▼
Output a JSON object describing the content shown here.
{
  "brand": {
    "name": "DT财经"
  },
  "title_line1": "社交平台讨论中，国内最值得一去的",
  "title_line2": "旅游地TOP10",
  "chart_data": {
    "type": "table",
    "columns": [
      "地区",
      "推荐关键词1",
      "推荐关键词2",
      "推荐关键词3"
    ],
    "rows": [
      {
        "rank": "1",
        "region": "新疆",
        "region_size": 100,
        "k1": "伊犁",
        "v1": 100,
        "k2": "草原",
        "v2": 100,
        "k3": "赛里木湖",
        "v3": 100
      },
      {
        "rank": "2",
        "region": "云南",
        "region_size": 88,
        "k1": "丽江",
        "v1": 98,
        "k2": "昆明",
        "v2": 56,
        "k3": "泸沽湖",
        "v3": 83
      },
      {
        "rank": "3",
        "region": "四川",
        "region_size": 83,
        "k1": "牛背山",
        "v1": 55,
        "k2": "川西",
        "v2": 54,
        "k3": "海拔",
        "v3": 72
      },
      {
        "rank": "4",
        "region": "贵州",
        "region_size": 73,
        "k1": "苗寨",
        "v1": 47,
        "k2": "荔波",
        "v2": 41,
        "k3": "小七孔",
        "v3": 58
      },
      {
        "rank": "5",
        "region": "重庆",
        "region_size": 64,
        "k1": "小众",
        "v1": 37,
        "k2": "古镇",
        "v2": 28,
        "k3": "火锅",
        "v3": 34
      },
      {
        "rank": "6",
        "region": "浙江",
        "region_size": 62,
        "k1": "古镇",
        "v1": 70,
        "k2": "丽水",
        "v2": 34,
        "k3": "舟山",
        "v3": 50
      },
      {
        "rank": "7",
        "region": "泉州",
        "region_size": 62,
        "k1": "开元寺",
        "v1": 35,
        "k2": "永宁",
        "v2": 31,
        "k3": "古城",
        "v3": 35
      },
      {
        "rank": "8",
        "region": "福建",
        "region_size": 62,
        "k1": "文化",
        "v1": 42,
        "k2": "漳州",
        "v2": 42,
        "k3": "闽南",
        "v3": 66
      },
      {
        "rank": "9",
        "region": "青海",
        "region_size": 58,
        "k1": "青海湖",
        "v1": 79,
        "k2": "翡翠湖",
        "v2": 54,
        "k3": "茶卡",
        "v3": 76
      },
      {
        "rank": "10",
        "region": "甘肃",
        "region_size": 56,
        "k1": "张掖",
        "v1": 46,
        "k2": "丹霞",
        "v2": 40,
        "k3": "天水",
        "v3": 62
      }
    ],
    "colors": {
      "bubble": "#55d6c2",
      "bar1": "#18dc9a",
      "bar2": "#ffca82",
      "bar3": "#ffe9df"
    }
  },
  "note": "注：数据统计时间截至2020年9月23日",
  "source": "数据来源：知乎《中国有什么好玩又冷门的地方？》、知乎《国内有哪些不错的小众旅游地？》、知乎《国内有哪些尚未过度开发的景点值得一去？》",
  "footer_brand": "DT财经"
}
▲
__Instructions to follow__. Copy each line of the listing that contains the string "rank".

__Answer to this exercise__.
        "rank": "1",
        "rank": "2",
        "rank": "3",
        "rank": "4",
        "rank": "5",
        "rank": "6",
        "rank": "7",
        "rank": "8",
        "rank": "9",
        "rank": "10",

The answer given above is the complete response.